YOUR INSTRUCTIONS:
In the listing that follows, how many lines contain the string "vendere"? Provide only the number.

RECORDS SHOWN:

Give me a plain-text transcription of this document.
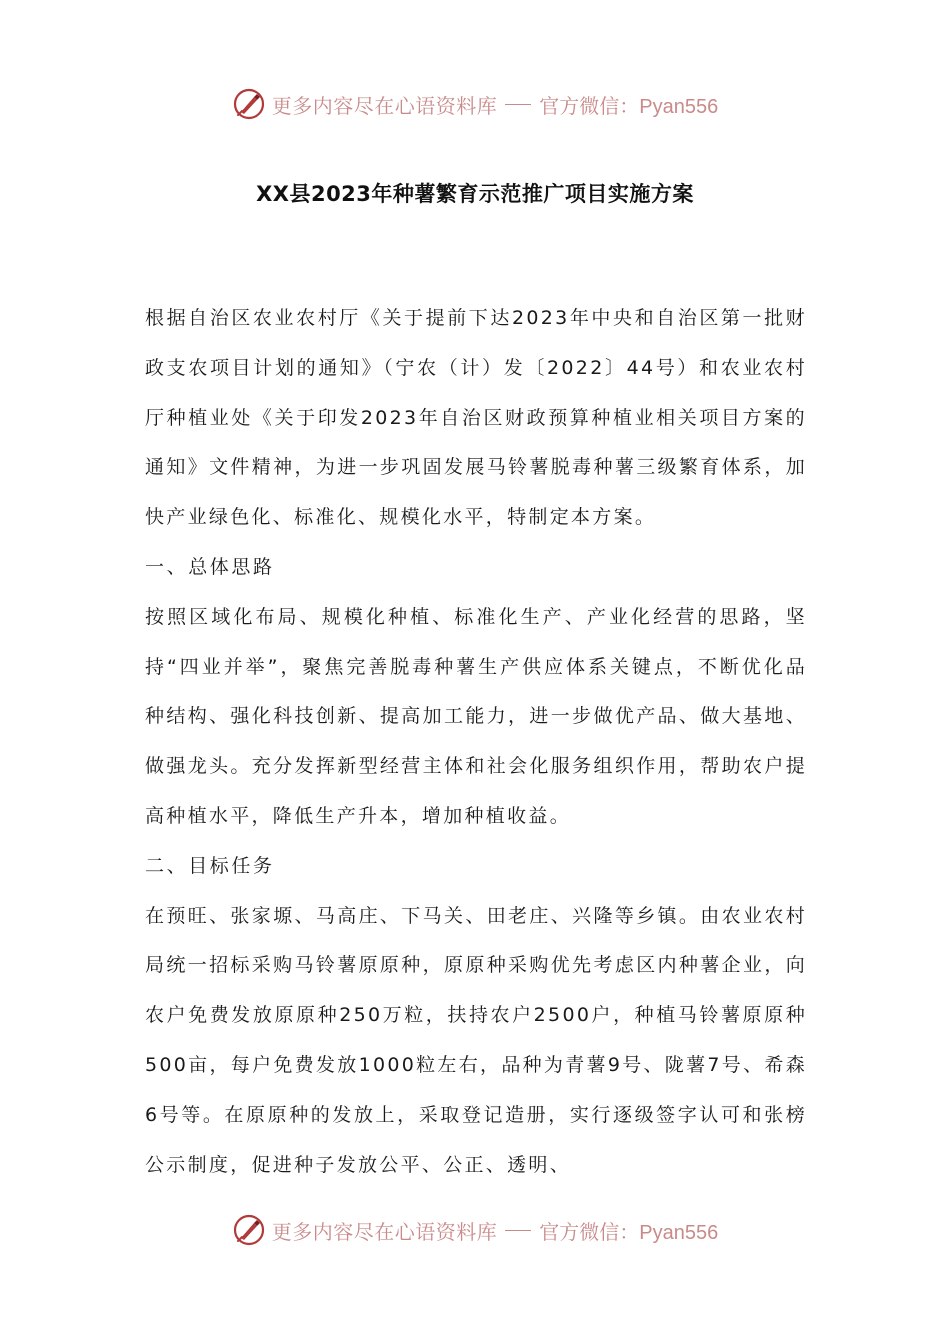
更多内容尽在心语资料库 官方微信：Pyan556
XX县2023年种薯繁育示范推广项目实施方案

根据自治区农业农村厅《关于提前下达2023年中央和自治区第一批财政支农项目计划的通知》（宁农（计）发〔2022〕44号）和农业农村厅种植业处《关于印发2023年自治区财政预算种植业相关项目方案的通知》文件精神，为进一步巩固发展马铃薯脱毒种薯三级繁育体系，加快产业绿色化、标准化、规模化水平，特制定本方案。

一、总体思路

按照区域化布局、规模化种植、标准化生产、产业化经营的思路，坚持“四业并举”，聚焦完善脱毒种薯生产供应体系关键点，不断优化品种结构、强化科技创新、提高加工能力，进一步做优产品、做大基地、做强龙头。充分发挥新型经营主体和社会化服务组织作用，帮助农户提高种植水平，降低生产升本，增加种植收益。

二、目标任务

在预旺、张家塬、马高庄、下马关、田老庄、兴隆等乡镇。由农业农村局统一招标采购马铃薯原原种，原原种采购优先考虑区内种薯企业，向农户免费发放原原种250万粒，扶持农户2500户，种植马铃薯原原种500亩，每户免费发放1000粒左右，品种为青薯9号、陇薯7号、希森6号等。在原原种的发放上，采取登记造册，实行逐级签字认可和张榜公示制度，促进种子发放公平、公正、透明、

更多内容尽在心语资料库 官方微信：Pyan556
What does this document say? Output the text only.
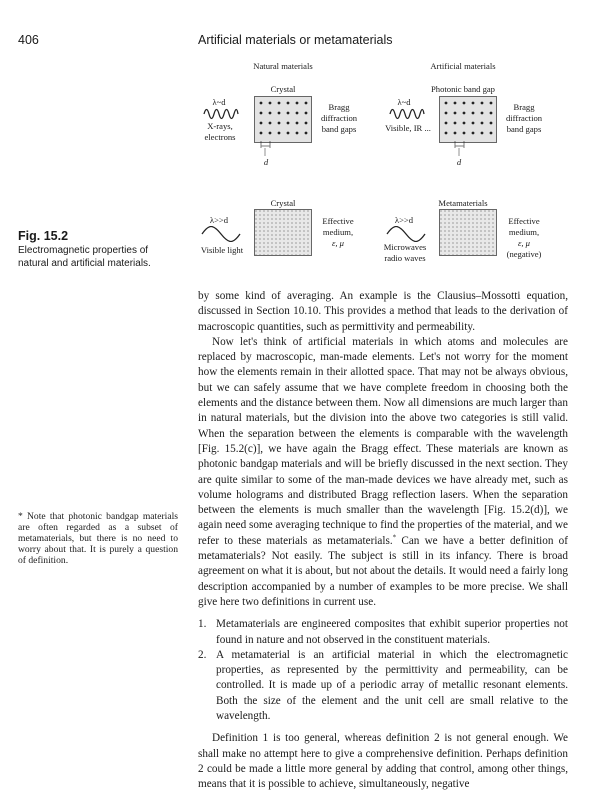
406	Artificial materials or metamaterials
Natural materials	Artificial materials
Crystal
λ~d
X-rays,
electrons
d
Bragg
diffraction
band gaps
Photonic band gap
λ~d
Visible, IR ...
d
Bragg
diffraction
band gaps
Crystal
λ>>d
Visible light
Effective
medium,
ε, μ
Metamaterials
λ>>d
Microwaves
radio waves
Effective
medium,
ε, μ
(negative)
Fig. 15.2
Electromagnetic properties of natural and artificial materials.
* Note that photonic bandgap materials are often regarded as a subset of metamaterials, but there is no need to worry about that. It is purely a question of definition.

by some kind of averaging. An example is the Clausius–Mossotti equation, discussed in Section 10.10. This provides a method that leads to the derivation of macroscopic quantities, such as permittivity and permeability.

Now let's think of artificial materials in which atoms and molecules are replaced by macroscopic, man-made elements. Let's not worry for the moment how the elements remain in their allotted space. That may not be always obvious, but we can safely assume that we have complete freedom in choosing both the elements and the distance between them. Now all dimensions are much larger than in natural materials, but the division into the above two categories is still valid. When the separation between the elements is comparable with the wavelength [Fig. 15.2(c)], we have again the Bragg effect. These materials are known as photonic bandgap materials and will be briefly discussed in the next section. They are quite similar to some of the man-made devices we have already met, such as volume holograms and distributed Bragg reflection lasers. When the separation between the elements is much smaller than the wavelength [Fig. 15.2(d)], we again need some averaging technique to find the properties of the material, and we refer to these materials as metamaterials.* Can we have a better definition of metamaterials? Not easily. The subject is still in its infancy. There is broad agreement on what it is about, but not about the details. It would need a fairly long description accompanied by a number of examples to be more precise. We shall give here two definitions in current use.

1. Metamaterials are engineered composites that exhibit superior properties not found in nature and not observed in the constituent materials.
2. A metamaterial is an artificial material in which the electromagnetic properties, as represented by the permittivity and permeability, can be controlled. It is made up of a periodic array of metallic resonant elements. Both the size of the element and the unit cell are small relative to the wavelength.

Definition 1 is too general, whereas definition 2 is not general enough. We shall make no attempt here to give a comprehensive definition. Perhaps definition 2 could be made a little more general by adding that control, among other things, means that it is possible to achieve, simultaneously, negative
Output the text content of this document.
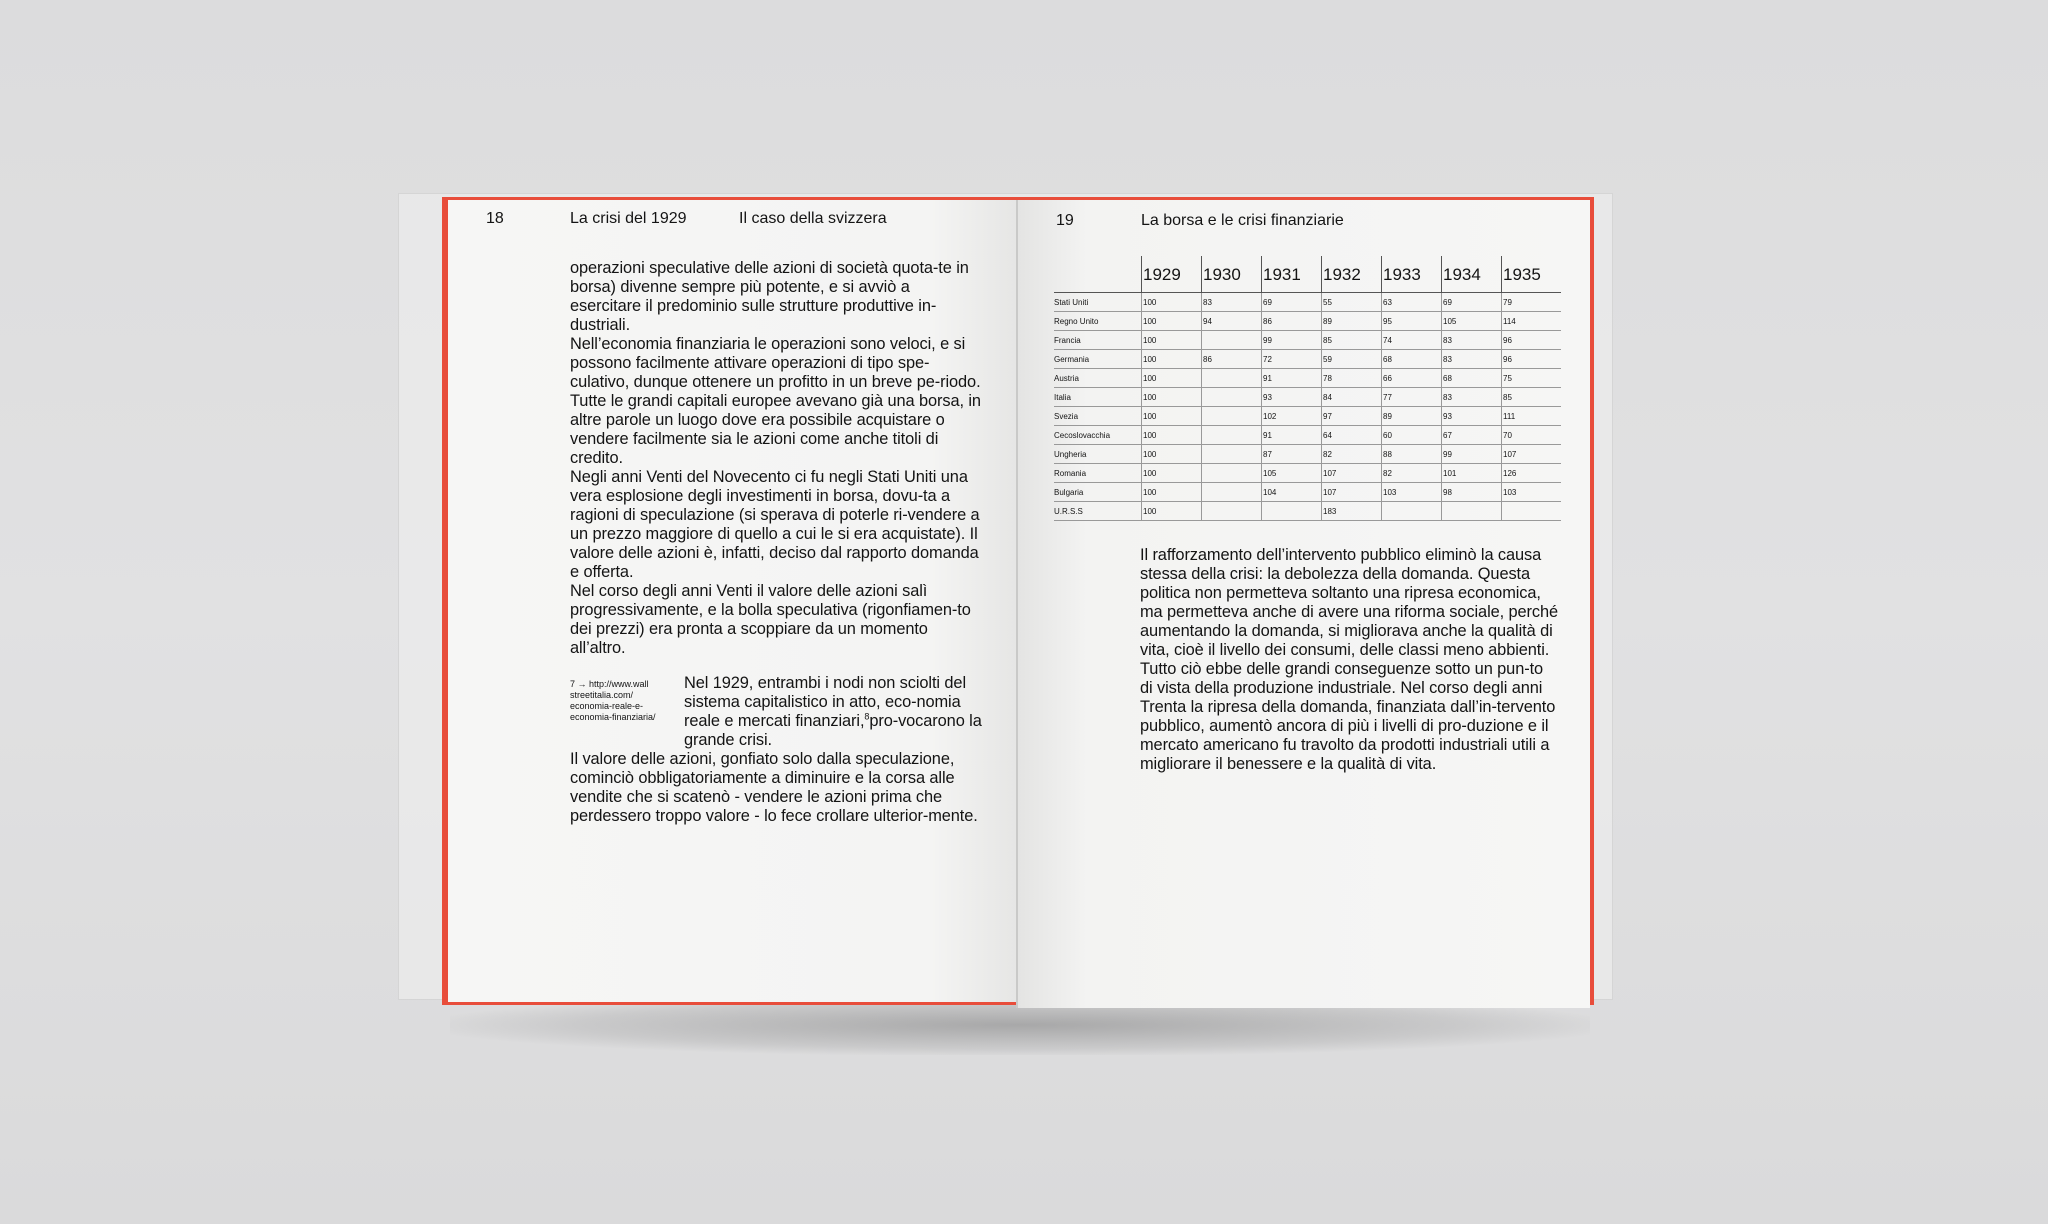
18	La crisi del 1929	Il caso della svizzera

operazioni speculative delle azioni di società quota-te in borsa) divenne sempre più potente, e si avviò a esercitare il predominio sulle strutture produttive in-dustriali.

Nell’economia finanziaria le operazioni sono veloci, e si possono facilmente attivare operazioni di tipo spe-culativo, dunque ottenere un profitto in un breve pe-riodo.

Tutte le grandi capitali europee avevano già una borsa, in altre parole un luogo dove era possibile acquistare o vendere facilmente sia le azioni come anche titoli di credito.

Negli anni Venti del Novecento ci fu negli Stati Uniti una vera esplosione degli investimenti in borsa, dovu-ta a ragioni di speculazione (si sperava di poterle ri-vendere a un prezzo maggiore di quello a cui le si era acquistate). Il valore delle azioni è, infatti, deciso dal rapporto domanda e offerta.

Nel corso degli anni Venti il valore delle azioni salì progressivamente, e la bolla speculativa (rigonfiamen-to dei prezzi) era pronta a scoppiare da un momento all’altro.

7 → http://www.wall streetitalia.com/ economia-reale-e- economia-finanziaria/
Nel 1929, entrambi i nodi non sciolti del sistema capitalistico in atto, eco-nomia reale e mercati finanziari,$^8$pro-vocarono la grande crisi.

Il valore delle azioni, gonfiato solo dalla speculazione, cominciò obbligatoriamente a diminuire e la corsa alle vendite che si scatenò - vendere le azioni prima che perdessero troppo valore - lo fece crollare ulterior-mente.

19	La borsa e le crisi finanziarie
	1929	1930	1931	1932	1933	1934	1935
Stati Uniti	100	83	69	55	63	69	79
Regno Unito	100	94	86	89	95	105	114
Francia	100		99	85	74	83	96
Germania	100	86	72	59	68	83	96
Austria	100		91	78	66	68	75
Italia	100		93	84	77	83	85
Svezia	100		102	97	89	93	111
Cecoslovacchia	100		91	64	60	67	70
Ungheria	100		87	82	88	99	107
Romania	100		105	107	82	101	126
Bulgaria	100		104	107	103	98	103
U.R.S.S	100			183			

Il rafforzamento dell’intervento pubblico eliminò la causa stessa della crisi: la debolezza della domanda. Questa politica non permetteva soltanto una ripresa economica, ma permetteva anche di avere una riforma sociale, perché aumentando la domanda, si migliorava anche la qualità di vita, cioè il livello dei consumi, delle classi meno abbienti.

Tutto ciò ebbe delle grandi conseguenze sotto un pun-to di vista della produzione industriale. Nel corso degli anni Trenta la ripresa della domanda, finanziata dall’in-tervento pubblico, aumentò ancora di più i livelli di pro-duzione e il mercato americano fu travolto da prodotti industriali utili a migliorare il benessere e la qualità di vita.
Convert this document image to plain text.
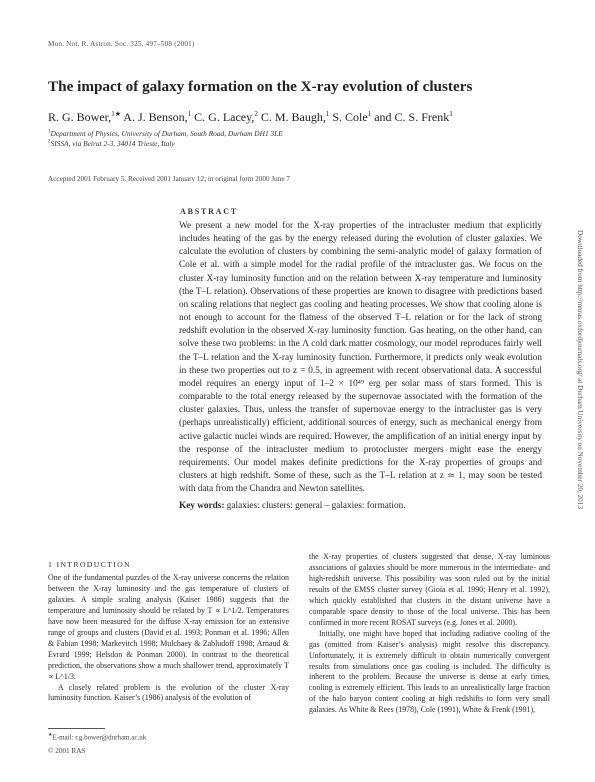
Mon. Not. R. Astron. Soc. 325, 497–508 (2001)
The impact of galaxy formation on the X-ray evolution of clusters
R. G. Bower,$^{1★}$ A. J. Benson,$^1$ C. G. Lacey,$^2$ C. M. Baugh,$^1$ S. Cole$^1$ and C. S. Frenk$^1$
$^1$Department of Physics, University of Durham, South Road, Durham DH1 3LE
$^2$SISSA, via Beirut 2-3, 34014 Trieste, Italy
Accepted 2001 February 5. Received 2001 January 12; in original form 2000 June 7
ABSTRACT
We present a new model for the X-ray properties of the intracluster medium that explicitly includes heating of the gas by the energy released during the evolution of cluster galaxies. We calculate the evolution of clusters by combining the semi-analytic model of galaxy formation of Cole et al. with a simple model for the radial profile of the intracluster gas. We focus on the cluster X-ray luminosity function and on the relation between X-ray temperature and luminosity (the T–L relation). Observations of these properties are known to disagree with predictions based on scaling relations that neglect gas cooling and heating processes. We show that cooling alone is not enough to account for the flatness of the observed T–L relation or for the lack of strong redshift evolution in the observed X-ray luminosity function. Gas heating, on the other hand, can solve these two problems: in the Λ cold dark matter cosmology, our model reproduces fairly well the T–L relation and the X-ray luminosity function. Furthermore, it predicts only weak evolution in these two properties out to z = 0.5, in agreement with recent observational data. A successful model requires an energy input of 1–2 × 10⁴⁹ erg per solar mass of stars formed. This is comparable to the total energy released by the supernovae associated with the formation of the cluster galaxies. Thus, unless the transfer of supernovae energy to the intracluster gas is very (perhaps unrealistically) efficient, additional sources of energy, such as mechanical energy from active galactic nuclei winds are required. However, the amplification of an initial energy input by the response of the intracluster medium to protocluster mergers might ease the energy requirements. Our model makes definite predictions for the X-ray properties of groups and clusters at high redshift. Some of these, such as the T–L relation at z ≃ 1, may soon be tested with data from the Chandra and Newton satellites.
Key words: galaxies: clusters: general – galaxies: formation.	Downloaded from http://mnras.oxfordjournals.org/ at Durham University on November 20, 2013
1 INTRODUCTION

One of the fundamental puzzles of the X-ray universe concerns the relation between the X-ray luminosity and the gas temperature of clusters of galaxies. A simple scaling analysis (Kaiser 1986) suggests that the temperature and luminosity should be related by T ∝ L^1/2. Temperatures have now been measured for the diffuse X-ray emission for an extensive range of groups and clusters (David et al. 1993; Ponman et al. 1996; Allen & Fabian 1998; Markevitch 1998; Mulchaey & Zabludoff 1998; Arnaud & Evrard 1999; Helsdon & Ponman 2000). In contrast to the theoretical prediction, the observations show a much shallower trend, approximately T ∝ L^1/3.

A closely related problem is the evolution of the cluster X-ray luminosity function. Kaiser’s (1986) analysis of the evolution of

the X-ray properties of clusters suggested that dense, X-ray luminous associations of galaxies should be more numerous in the intermediate- and high-redshift universe. This possibility was soon ruled out by the initial results of the EMSS cluster survey (Gioia et al. 1990; Henry et al. 1992), which quickly established that clusters in the distant universe have a comparable space density to those of the local universe. This has been confirmed in more recent ROSAT surveys (e.g. Jones et al. 2000).

Initially, one might have hoped that including radiative cooling of the gas (omitted from Kaiser’s analysis) might resolve this discrepancy. Unfortunately, it is extremely difficult to obtain numerically convergent results from simulations once gas cooling is included. The difficulty is inherent to the problem. Because the universe is dense at early times, cooling is extremely efficient. This leads to an unrealistically large fraction of the halo baryon content cooling at high redshifts to form very small galaxies. As White & Rees (1978), Cole (1991), White & Frenk (1991),

★E-mail: r.g.bower@durham.ac.uk
© 2001 RAS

COMPLETE ANSWER:
3